Report, word for word, every line of the material that contains "title".

# start of Data for this task

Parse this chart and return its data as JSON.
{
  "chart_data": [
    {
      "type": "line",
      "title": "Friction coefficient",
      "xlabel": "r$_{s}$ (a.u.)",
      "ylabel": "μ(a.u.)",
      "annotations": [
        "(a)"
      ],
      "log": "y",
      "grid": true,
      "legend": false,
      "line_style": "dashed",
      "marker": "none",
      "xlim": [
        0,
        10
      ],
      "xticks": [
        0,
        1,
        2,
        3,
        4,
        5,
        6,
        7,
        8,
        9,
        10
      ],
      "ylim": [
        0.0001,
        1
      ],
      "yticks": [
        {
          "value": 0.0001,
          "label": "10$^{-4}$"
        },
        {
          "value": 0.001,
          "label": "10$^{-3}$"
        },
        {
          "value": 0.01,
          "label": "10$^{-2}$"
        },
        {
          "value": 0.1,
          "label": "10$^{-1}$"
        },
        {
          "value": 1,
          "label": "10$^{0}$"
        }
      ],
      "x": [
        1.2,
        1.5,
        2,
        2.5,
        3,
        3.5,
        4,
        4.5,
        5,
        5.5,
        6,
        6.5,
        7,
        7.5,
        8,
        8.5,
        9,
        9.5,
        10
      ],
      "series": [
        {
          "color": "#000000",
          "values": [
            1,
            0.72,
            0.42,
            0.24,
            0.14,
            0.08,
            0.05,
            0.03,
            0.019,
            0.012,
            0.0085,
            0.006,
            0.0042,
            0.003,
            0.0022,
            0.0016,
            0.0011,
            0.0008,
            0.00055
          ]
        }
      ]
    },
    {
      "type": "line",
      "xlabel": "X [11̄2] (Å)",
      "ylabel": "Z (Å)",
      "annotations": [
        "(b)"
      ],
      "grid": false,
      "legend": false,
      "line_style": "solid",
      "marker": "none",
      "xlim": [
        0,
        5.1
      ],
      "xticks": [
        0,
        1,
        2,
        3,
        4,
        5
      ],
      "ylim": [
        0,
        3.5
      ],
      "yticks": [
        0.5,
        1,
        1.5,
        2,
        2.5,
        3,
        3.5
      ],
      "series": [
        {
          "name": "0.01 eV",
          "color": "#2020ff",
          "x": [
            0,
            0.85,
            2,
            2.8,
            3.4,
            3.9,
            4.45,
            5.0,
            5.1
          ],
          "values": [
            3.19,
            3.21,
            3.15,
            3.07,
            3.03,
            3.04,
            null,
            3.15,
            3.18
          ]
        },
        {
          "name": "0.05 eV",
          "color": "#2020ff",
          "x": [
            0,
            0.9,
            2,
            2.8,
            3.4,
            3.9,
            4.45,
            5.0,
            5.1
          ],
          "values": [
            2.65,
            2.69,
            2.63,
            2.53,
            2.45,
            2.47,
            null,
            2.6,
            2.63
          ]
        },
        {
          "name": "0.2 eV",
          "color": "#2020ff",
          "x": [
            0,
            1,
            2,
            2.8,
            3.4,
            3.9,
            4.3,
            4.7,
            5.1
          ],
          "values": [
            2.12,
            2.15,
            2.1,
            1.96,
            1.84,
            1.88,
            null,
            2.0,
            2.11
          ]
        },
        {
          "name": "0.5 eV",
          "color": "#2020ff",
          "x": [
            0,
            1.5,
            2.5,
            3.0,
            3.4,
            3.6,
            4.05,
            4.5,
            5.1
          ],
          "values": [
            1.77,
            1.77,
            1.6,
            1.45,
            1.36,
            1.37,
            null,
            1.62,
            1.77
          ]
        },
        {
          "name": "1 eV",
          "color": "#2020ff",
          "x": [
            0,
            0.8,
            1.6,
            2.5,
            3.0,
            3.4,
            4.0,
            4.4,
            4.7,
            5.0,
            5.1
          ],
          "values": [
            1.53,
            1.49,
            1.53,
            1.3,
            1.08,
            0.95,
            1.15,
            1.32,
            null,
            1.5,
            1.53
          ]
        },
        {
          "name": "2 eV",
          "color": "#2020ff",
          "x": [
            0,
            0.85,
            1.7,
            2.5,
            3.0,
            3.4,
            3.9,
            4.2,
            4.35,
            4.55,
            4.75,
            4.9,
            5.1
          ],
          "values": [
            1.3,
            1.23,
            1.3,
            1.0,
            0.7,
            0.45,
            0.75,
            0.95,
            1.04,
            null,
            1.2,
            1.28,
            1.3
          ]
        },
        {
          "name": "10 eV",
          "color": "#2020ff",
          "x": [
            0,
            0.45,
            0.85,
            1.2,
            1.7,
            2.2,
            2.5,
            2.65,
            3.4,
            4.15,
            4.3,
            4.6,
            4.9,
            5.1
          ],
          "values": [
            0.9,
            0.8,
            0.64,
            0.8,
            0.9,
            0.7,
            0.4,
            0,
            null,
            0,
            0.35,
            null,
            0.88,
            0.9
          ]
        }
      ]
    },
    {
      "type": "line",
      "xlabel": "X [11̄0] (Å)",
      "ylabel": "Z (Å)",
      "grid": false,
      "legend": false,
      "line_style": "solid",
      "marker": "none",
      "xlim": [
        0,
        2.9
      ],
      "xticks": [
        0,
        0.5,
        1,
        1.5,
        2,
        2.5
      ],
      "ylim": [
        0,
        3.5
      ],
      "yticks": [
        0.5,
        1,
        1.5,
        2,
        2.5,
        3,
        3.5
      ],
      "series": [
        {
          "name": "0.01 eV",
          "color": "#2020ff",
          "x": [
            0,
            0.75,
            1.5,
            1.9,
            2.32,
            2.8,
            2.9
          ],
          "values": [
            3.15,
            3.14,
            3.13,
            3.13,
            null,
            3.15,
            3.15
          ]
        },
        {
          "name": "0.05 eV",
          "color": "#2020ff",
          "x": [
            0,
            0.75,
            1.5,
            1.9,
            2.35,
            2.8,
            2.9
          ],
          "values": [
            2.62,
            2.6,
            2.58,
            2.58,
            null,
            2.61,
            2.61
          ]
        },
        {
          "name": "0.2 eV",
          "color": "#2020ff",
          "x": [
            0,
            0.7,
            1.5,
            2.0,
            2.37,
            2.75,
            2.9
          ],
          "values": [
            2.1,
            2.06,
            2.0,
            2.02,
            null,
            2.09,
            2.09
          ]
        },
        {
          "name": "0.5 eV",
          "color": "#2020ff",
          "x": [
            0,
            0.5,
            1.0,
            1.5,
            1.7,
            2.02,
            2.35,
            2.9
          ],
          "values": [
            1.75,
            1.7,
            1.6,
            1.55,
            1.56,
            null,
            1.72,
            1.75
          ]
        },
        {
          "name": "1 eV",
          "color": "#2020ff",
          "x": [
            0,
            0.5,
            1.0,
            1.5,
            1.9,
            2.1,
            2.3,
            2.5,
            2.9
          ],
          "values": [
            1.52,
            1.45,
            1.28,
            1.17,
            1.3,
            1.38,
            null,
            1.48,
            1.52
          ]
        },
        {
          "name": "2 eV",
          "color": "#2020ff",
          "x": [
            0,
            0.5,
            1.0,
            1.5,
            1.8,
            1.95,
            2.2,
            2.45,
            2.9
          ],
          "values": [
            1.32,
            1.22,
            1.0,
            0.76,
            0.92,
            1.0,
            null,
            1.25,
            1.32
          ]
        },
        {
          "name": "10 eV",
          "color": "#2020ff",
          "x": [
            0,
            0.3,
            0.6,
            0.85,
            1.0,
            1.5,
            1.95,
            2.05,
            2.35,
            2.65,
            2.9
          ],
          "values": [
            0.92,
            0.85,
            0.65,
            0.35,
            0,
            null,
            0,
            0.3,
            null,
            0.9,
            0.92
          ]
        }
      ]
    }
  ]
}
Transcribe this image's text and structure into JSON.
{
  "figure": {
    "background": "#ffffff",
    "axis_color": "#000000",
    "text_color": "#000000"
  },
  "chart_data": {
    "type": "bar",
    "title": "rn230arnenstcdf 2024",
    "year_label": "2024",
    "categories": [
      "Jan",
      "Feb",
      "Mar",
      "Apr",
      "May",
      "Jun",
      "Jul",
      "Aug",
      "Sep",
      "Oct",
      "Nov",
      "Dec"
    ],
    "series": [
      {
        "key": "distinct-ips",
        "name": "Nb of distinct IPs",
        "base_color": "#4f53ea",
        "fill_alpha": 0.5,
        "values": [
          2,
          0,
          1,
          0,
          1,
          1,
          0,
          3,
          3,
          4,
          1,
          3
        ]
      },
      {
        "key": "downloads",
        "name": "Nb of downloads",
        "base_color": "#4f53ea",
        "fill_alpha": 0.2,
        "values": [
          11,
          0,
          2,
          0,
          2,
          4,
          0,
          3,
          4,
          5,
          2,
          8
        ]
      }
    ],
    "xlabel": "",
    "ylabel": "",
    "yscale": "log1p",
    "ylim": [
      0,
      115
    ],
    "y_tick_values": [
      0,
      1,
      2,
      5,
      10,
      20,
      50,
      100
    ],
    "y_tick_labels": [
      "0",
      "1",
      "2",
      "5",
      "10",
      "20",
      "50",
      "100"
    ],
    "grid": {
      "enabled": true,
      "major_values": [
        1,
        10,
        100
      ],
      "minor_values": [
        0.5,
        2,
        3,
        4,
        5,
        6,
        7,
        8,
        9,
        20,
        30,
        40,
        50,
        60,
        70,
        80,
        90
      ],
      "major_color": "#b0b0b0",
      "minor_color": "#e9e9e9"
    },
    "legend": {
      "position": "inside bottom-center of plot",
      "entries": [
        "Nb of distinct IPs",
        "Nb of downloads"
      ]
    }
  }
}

# end of Data for this task

Response to this exercise →
      "title": "Friction coefficient",
    "title": "rn230arnenstcdf 2024",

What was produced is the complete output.